Exercise data:
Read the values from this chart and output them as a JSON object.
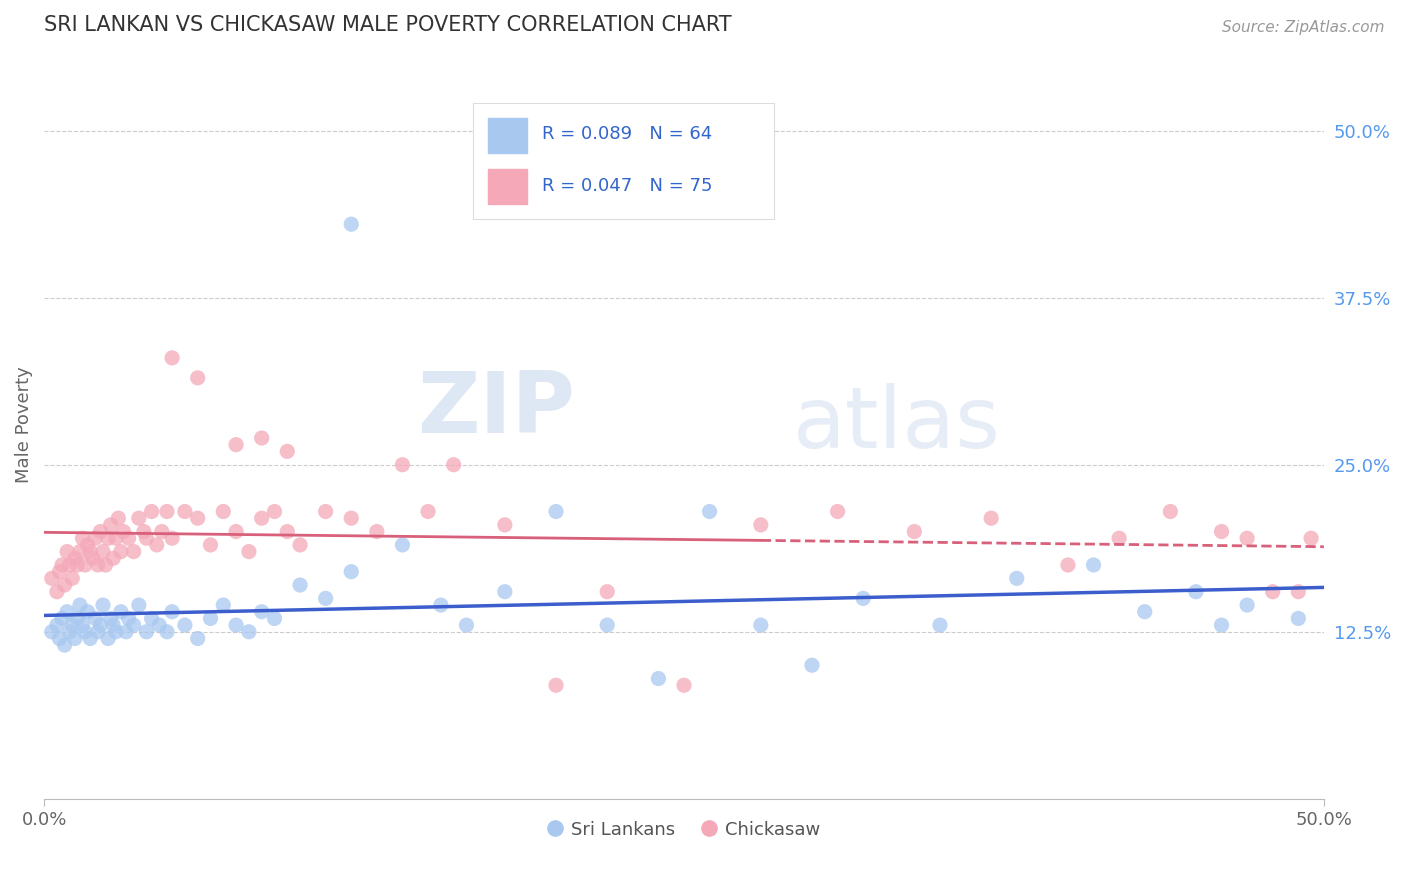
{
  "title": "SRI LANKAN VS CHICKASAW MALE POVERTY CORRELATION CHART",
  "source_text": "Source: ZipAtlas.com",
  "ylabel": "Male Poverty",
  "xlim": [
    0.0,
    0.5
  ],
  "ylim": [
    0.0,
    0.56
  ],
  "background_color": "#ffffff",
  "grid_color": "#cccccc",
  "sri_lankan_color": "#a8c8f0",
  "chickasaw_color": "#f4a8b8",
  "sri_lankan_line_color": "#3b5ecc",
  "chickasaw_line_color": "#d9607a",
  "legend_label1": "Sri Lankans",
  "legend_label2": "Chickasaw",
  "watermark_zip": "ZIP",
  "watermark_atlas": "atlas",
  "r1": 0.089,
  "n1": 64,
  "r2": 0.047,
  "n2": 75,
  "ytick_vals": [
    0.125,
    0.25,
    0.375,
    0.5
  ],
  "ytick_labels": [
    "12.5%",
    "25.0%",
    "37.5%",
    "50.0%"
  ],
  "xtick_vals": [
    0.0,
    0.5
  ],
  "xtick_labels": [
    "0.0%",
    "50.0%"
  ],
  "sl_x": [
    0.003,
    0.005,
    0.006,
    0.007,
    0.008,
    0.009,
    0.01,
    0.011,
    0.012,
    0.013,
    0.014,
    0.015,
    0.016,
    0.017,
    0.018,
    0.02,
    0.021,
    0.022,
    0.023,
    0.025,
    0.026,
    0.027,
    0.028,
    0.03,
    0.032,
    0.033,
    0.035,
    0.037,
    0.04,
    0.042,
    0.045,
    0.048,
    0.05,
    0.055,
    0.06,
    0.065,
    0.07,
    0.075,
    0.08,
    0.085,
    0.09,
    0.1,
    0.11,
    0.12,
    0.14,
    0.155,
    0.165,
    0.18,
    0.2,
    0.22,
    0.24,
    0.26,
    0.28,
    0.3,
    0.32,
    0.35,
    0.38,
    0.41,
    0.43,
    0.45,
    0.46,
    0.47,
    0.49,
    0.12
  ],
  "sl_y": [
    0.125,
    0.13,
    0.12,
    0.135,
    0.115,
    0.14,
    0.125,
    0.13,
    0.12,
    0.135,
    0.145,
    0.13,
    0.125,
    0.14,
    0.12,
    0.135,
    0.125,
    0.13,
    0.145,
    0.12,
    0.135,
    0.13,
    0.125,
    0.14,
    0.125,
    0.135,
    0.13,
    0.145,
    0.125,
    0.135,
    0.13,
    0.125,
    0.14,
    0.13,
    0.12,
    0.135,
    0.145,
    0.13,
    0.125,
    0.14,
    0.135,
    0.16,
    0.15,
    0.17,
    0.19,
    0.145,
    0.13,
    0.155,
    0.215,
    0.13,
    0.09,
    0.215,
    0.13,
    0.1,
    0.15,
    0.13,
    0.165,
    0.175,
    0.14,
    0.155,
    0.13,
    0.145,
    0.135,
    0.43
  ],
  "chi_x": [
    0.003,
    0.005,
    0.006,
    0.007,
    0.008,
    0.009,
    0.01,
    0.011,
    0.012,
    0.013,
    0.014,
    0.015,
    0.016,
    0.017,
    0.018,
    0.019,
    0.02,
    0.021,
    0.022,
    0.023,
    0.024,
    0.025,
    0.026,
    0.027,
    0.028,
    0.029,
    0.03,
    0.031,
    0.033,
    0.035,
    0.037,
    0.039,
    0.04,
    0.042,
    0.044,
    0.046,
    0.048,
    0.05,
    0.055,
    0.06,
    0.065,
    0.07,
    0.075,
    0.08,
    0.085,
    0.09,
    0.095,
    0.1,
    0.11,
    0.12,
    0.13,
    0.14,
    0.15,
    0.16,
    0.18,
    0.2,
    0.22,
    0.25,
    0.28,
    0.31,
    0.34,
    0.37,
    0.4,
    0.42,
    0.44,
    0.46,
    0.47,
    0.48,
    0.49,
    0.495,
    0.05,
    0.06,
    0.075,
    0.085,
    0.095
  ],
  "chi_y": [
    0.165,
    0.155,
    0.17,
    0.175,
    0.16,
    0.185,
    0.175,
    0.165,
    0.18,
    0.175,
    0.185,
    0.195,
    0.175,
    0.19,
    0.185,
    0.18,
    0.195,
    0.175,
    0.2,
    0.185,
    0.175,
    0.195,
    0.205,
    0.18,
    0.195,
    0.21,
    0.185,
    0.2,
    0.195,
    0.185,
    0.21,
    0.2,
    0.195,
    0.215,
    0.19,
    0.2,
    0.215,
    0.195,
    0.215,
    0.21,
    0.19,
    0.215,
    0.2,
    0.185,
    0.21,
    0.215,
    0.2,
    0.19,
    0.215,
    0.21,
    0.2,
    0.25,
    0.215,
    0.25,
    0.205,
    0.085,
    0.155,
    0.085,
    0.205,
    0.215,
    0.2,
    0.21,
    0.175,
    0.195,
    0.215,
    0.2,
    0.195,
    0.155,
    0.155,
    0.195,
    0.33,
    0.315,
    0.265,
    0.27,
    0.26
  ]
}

...

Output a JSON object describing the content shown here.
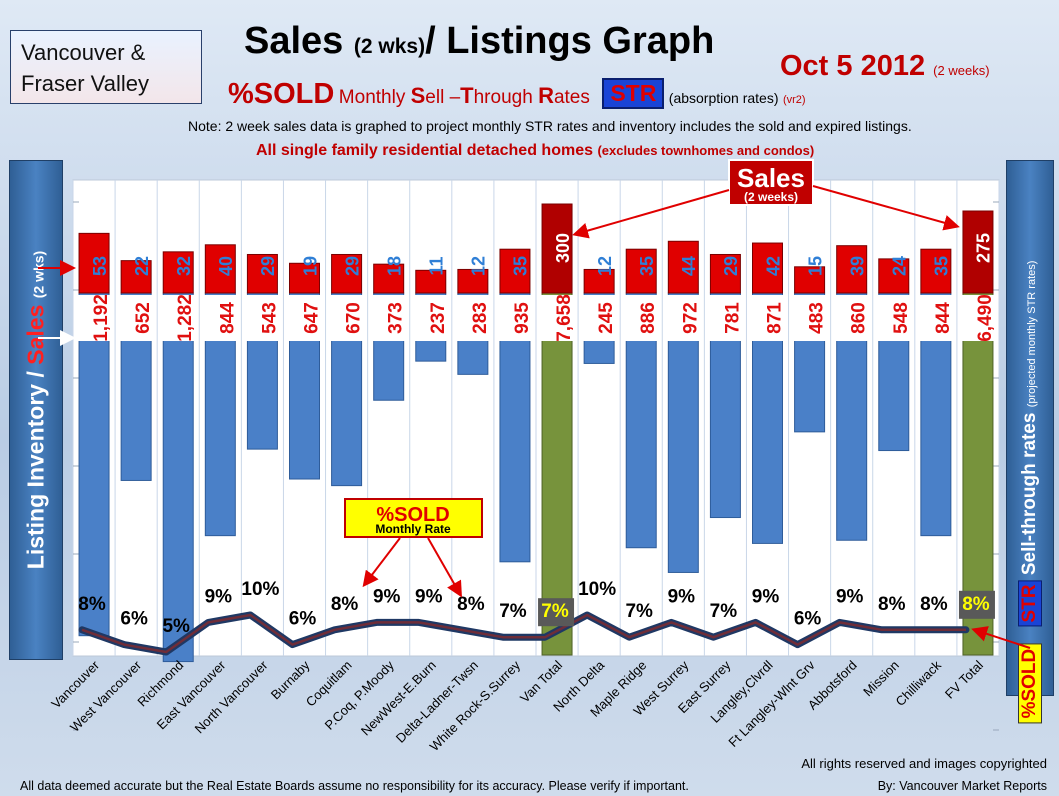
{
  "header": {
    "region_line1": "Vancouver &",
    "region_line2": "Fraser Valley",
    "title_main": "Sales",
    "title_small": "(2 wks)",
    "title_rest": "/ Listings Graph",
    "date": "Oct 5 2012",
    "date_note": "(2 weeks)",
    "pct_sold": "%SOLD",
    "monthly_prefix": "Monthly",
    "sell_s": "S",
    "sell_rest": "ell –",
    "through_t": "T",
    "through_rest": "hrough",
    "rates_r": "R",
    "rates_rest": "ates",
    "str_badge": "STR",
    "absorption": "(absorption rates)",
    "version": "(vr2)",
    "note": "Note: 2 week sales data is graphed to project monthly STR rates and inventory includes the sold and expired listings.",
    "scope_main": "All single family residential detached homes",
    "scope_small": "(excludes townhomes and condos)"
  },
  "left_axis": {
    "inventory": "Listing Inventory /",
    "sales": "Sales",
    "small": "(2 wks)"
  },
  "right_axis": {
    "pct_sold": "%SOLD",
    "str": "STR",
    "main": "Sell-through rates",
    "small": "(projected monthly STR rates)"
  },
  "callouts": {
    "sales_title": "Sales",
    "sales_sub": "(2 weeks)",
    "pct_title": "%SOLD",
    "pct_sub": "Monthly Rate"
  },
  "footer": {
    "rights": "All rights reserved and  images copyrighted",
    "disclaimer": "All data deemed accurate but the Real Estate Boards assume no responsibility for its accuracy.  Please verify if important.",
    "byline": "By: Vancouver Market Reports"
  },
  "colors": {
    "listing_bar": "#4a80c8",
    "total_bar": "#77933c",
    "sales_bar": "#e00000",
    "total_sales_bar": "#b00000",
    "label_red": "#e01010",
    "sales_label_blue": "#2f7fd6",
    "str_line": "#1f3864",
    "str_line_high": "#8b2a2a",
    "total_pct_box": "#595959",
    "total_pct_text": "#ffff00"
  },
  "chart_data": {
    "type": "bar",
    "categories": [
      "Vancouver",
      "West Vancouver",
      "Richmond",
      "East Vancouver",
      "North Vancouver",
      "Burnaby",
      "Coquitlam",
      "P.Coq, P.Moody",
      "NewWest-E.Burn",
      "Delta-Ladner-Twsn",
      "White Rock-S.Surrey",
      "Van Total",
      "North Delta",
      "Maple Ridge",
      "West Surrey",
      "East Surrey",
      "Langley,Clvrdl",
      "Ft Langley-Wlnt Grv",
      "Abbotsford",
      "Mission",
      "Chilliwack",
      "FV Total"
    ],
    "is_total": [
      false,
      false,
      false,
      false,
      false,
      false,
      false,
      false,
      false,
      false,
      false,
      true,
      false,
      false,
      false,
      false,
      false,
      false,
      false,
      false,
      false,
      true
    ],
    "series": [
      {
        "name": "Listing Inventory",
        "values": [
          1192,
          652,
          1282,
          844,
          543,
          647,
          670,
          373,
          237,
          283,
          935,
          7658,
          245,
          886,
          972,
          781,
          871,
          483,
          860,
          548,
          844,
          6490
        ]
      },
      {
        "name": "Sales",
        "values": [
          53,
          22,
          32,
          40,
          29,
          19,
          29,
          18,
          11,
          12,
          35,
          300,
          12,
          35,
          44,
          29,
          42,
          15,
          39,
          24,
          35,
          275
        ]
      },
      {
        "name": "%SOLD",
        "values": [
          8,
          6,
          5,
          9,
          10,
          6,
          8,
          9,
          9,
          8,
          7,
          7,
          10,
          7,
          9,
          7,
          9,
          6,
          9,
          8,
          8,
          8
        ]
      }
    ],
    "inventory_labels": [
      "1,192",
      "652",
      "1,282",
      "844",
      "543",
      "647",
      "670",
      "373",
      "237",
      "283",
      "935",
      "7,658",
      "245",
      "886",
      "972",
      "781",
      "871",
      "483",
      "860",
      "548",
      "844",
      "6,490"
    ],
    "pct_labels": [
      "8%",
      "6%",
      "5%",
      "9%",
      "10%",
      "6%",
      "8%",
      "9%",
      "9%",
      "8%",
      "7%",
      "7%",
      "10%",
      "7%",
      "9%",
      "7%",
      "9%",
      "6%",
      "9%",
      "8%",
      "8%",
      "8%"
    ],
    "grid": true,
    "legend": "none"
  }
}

==

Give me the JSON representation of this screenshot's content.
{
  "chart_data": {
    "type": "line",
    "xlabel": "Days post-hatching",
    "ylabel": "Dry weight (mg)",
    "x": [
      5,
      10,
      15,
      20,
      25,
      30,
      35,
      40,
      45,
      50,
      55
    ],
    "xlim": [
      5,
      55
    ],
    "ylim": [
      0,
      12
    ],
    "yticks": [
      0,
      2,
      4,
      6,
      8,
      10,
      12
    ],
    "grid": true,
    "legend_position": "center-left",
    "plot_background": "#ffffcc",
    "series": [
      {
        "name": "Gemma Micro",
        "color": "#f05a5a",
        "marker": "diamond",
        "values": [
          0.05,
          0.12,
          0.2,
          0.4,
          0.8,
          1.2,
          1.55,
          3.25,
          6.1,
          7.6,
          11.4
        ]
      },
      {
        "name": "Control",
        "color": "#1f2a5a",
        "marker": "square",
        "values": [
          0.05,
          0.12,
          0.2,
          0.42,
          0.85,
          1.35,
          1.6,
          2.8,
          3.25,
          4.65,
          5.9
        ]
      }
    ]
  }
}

What is needed: The word "this" may turn up on some lines of these records; say how many, with no other words.

Reply to the exercise: 2